> [What is being asked]: Report every line from the material that contains the word "Pradesh".

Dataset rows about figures

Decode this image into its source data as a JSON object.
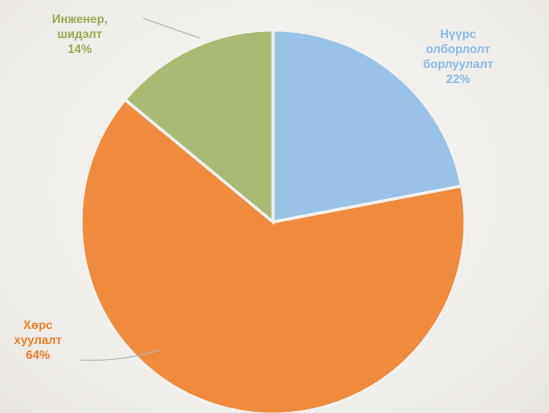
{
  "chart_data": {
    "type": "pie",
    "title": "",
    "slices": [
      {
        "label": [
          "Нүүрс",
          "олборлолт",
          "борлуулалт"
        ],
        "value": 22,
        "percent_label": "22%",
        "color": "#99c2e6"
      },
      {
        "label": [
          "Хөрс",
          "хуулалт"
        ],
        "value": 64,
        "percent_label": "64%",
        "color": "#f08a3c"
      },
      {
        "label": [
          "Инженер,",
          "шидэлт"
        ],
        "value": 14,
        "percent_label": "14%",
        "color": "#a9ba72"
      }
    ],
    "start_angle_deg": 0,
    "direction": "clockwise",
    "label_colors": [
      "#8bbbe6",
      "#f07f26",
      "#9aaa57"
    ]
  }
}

--

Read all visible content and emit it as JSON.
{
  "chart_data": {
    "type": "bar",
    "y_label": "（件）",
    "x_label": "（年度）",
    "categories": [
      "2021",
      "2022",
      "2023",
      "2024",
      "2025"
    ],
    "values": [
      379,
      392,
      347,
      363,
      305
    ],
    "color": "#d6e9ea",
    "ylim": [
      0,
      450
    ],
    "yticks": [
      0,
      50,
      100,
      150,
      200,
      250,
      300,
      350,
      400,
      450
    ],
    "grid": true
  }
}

...

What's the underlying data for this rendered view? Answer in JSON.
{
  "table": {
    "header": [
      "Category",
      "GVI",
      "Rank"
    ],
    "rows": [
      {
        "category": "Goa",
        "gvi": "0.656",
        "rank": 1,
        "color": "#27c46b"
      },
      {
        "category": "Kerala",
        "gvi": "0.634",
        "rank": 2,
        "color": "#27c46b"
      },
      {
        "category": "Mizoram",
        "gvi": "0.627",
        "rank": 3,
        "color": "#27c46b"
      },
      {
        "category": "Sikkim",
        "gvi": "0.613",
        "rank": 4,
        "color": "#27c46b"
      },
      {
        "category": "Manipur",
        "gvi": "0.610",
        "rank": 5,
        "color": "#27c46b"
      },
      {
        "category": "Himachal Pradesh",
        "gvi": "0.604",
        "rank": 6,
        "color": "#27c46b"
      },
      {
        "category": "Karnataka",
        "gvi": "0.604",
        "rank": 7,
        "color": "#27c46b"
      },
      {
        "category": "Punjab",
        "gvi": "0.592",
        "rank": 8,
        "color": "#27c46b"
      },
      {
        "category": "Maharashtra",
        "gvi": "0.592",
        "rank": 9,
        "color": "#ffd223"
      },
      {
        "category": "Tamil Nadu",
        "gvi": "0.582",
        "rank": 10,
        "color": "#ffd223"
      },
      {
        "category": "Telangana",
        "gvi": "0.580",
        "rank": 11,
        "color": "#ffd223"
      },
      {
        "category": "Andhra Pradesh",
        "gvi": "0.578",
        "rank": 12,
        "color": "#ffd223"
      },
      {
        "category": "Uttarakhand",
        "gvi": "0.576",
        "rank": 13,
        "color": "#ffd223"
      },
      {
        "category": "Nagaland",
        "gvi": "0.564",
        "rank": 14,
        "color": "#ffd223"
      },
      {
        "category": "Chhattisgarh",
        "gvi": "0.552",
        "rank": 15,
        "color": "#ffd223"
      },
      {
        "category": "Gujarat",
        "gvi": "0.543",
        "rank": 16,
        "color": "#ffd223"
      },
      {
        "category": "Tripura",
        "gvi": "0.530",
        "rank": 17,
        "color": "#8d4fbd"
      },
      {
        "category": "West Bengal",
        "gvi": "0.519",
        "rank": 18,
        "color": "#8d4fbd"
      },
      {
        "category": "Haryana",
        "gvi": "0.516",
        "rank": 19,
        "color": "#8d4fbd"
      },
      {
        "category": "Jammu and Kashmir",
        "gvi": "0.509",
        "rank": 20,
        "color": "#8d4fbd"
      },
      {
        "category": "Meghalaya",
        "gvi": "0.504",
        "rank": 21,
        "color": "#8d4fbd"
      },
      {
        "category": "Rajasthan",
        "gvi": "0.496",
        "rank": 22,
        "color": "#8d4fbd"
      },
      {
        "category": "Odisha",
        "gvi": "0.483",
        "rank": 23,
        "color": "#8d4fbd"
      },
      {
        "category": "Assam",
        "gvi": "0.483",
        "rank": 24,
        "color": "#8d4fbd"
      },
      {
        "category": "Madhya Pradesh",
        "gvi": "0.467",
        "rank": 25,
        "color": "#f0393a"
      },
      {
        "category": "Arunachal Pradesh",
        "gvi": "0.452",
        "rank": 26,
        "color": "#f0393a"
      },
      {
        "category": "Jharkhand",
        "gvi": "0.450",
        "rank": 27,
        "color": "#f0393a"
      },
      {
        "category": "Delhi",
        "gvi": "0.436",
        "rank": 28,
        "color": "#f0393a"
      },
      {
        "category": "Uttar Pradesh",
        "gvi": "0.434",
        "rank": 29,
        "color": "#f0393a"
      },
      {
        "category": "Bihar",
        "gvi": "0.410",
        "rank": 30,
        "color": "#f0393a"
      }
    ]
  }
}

> [Reply]:
        "category": "Himachal Pradesh",
        "category": "Andhra Pradesh",
        "category": "Madhya Pradesh",
        "category": "Arunachal Pradesh",
        "category": "Uttar Pradesh",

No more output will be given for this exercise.